**STATED TASK**: From the records below, pull each line that has "JSON".

**LISTED RECORDS**:
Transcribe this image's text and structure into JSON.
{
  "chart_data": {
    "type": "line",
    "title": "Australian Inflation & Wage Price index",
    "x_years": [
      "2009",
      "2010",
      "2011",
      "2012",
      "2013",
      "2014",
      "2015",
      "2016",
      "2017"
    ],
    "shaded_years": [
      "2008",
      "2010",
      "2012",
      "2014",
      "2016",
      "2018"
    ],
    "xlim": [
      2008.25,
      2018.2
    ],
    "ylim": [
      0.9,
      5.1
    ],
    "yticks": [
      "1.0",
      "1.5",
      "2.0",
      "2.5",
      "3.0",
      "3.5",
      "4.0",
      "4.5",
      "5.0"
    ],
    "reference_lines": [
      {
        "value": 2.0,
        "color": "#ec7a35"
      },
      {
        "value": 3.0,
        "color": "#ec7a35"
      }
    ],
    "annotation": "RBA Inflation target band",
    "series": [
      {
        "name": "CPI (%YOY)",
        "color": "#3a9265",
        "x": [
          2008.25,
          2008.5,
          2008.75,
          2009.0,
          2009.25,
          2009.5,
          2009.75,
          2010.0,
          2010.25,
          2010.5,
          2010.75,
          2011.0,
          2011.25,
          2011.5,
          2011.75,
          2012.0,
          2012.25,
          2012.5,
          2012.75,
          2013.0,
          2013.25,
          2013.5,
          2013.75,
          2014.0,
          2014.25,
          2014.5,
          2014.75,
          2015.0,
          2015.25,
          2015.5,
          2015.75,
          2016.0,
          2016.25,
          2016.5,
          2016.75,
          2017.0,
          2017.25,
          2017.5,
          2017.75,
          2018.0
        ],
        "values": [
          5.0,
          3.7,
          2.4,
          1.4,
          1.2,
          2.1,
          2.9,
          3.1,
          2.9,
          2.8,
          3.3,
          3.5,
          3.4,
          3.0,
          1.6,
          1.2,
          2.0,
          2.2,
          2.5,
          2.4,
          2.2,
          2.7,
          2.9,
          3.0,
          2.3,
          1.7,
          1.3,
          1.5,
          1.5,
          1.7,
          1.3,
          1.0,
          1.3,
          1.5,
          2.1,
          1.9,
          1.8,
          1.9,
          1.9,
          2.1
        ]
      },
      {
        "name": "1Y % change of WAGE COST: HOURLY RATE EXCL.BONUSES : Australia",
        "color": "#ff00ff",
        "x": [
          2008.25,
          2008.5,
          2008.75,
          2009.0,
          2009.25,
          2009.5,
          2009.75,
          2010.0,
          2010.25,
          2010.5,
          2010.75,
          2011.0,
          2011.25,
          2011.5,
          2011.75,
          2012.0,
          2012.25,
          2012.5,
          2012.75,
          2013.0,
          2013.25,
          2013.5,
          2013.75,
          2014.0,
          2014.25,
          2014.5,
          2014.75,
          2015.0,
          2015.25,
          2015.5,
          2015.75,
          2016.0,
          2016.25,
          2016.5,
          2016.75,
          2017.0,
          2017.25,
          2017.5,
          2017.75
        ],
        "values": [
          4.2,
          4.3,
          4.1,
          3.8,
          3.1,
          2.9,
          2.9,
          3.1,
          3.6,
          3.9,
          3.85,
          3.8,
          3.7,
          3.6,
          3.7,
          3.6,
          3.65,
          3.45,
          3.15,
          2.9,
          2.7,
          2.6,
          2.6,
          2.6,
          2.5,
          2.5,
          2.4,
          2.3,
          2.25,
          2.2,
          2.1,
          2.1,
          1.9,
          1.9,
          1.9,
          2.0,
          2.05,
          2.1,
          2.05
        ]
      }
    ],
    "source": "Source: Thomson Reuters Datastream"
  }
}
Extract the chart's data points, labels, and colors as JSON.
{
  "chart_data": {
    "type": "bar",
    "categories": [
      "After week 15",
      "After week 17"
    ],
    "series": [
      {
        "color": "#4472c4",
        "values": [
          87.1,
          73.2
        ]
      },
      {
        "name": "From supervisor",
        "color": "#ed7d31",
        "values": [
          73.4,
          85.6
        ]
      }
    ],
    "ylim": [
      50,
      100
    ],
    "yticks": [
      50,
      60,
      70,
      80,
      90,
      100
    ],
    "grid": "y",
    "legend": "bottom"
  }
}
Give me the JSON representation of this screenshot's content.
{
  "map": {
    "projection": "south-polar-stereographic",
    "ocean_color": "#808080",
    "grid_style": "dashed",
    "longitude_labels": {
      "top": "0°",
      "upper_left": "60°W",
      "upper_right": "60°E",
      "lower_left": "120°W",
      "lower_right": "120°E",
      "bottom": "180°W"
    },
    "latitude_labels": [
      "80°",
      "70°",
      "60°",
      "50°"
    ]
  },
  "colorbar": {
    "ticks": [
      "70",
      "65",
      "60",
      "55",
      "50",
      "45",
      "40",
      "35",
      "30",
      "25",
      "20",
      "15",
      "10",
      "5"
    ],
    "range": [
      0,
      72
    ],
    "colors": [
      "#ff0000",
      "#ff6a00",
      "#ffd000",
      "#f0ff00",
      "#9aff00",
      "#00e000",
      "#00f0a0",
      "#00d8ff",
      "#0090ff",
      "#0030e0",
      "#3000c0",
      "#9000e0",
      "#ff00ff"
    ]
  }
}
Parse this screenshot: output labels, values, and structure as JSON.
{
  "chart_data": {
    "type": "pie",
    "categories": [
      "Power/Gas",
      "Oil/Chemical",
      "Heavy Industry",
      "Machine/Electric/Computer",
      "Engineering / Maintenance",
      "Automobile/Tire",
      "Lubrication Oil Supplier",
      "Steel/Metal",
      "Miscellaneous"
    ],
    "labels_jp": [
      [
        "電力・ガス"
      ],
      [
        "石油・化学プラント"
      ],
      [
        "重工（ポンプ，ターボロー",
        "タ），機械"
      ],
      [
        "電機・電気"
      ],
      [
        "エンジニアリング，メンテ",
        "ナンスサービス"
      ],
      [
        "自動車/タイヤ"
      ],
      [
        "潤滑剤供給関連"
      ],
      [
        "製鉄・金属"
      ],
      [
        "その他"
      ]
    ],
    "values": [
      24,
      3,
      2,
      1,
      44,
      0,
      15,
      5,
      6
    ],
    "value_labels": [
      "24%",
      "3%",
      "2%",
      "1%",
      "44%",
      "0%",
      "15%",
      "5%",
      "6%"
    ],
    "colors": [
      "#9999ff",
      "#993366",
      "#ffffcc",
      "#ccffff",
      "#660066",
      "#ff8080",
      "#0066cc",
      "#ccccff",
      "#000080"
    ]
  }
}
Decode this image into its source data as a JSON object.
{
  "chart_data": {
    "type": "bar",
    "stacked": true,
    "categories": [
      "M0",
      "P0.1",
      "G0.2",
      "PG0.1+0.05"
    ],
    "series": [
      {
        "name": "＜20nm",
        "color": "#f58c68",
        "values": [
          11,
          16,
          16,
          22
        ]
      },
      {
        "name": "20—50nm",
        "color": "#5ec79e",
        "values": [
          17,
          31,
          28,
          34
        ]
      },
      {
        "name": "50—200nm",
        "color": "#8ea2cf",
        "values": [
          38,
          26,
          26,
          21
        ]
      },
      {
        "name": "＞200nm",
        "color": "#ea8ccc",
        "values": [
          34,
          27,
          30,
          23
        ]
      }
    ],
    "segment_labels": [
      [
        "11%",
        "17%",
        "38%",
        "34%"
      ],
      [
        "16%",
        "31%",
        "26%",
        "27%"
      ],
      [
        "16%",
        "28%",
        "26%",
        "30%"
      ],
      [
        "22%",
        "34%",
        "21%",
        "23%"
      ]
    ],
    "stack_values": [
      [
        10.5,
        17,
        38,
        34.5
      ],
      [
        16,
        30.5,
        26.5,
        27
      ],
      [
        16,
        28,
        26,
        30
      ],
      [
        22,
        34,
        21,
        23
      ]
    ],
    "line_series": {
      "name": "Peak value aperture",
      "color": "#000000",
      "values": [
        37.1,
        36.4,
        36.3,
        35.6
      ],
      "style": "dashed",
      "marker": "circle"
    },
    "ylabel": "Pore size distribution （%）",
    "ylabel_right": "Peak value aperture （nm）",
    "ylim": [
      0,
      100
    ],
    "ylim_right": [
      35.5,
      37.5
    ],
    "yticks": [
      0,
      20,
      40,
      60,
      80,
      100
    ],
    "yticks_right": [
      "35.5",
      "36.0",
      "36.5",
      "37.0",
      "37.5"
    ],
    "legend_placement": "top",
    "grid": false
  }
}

**SOLUTION TO THIS TASK**:
Transcribe this image's text and structure into JSON.
Extract the chart's data points, labels, and colors as JSON.
Give me the JSON representation of this screenshot's content.
Parse this screenshot: output labels, values, and structure as JSON.
Decode this image into its source data as a JSON object.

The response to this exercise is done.